===== Input rows

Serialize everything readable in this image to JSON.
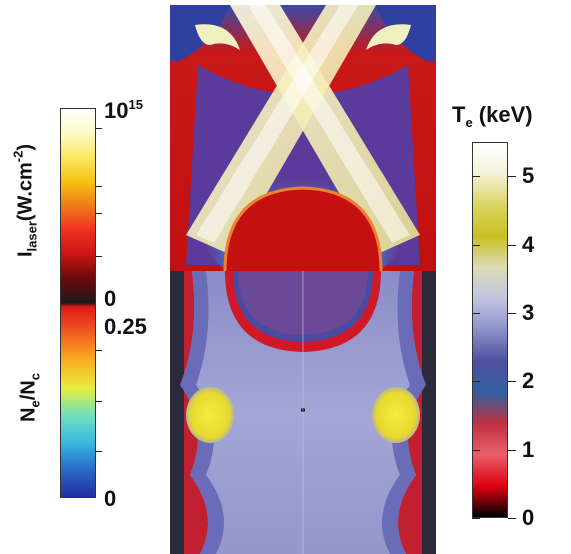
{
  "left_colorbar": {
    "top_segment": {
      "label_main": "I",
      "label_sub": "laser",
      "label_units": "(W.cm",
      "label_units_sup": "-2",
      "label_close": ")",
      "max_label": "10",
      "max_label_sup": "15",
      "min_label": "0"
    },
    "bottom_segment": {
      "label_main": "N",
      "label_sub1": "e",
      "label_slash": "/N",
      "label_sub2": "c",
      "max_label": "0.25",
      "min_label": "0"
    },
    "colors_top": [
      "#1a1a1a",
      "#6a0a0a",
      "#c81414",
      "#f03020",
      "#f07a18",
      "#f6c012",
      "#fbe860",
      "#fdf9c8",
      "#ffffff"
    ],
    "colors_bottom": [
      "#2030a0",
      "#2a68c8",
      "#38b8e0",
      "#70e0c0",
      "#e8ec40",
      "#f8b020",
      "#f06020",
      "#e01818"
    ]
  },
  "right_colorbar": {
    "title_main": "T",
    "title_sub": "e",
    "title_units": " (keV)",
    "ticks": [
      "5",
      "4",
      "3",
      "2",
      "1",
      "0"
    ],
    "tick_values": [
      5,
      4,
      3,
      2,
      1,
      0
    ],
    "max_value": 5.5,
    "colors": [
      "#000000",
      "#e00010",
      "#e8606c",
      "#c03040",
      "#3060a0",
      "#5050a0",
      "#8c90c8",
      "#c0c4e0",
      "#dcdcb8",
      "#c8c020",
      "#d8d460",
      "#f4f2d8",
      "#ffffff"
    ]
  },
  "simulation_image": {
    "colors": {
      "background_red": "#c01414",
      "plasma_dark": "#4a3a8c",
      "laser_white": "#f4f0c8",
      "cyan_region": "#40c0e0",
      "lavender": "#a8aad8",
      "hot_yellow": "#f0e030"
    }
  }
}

==========
===== Input rows

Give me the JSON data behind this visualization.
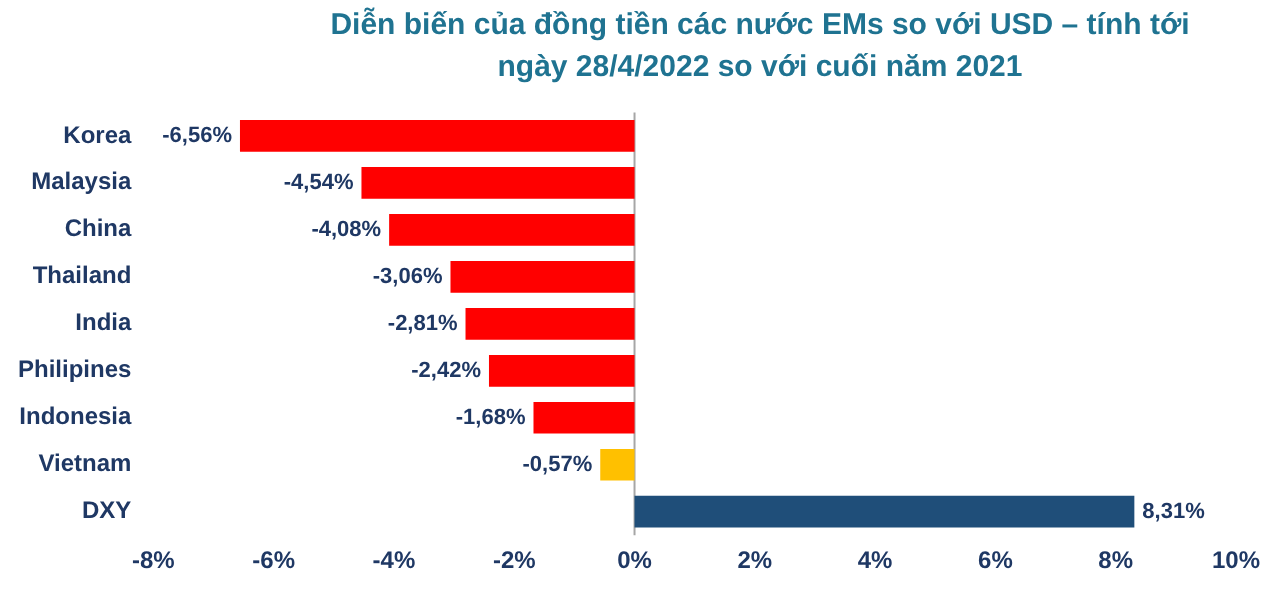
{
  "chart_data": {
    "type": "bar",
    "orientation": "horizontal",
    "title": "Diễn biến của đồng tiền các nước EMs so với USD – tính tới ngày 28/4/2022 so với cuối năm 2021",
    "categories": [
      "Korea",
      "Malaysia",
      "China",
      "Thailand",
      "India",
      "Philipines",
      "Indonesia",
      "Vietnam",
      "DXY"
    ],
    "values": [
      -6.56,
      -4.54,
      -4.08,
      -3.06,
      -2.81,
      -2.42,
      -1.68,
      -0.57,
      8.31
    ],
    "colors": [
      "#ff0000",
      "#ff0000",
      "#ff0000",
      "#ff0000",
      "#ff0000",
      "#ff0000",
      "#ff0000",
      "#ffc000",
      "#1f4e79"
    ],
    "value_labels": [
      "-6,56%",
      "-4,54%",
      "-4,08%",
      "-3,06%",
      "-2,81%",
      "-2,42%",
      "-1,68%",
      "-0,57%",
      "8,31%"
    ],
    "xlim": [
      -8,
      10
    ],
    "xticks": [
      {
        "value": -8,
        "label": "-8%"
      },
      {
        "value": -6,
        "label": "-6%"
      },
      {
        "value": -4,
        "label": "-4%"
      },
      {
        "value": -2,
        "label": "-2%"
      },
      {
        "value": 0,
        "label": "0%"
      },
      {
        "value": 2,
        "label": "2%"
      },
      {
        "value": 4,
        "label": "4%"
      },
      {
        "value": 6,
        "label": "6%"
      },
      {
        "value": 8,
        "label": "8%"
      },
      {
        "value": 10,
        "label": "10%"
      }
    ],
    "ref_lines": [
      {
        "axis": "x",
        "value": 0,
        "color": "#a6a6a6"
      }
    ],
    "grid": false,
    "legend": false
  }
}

==========

What you need to do: Report how many lines of the listing above include the word "JSON". Say nothing but the number.

Written answer: 2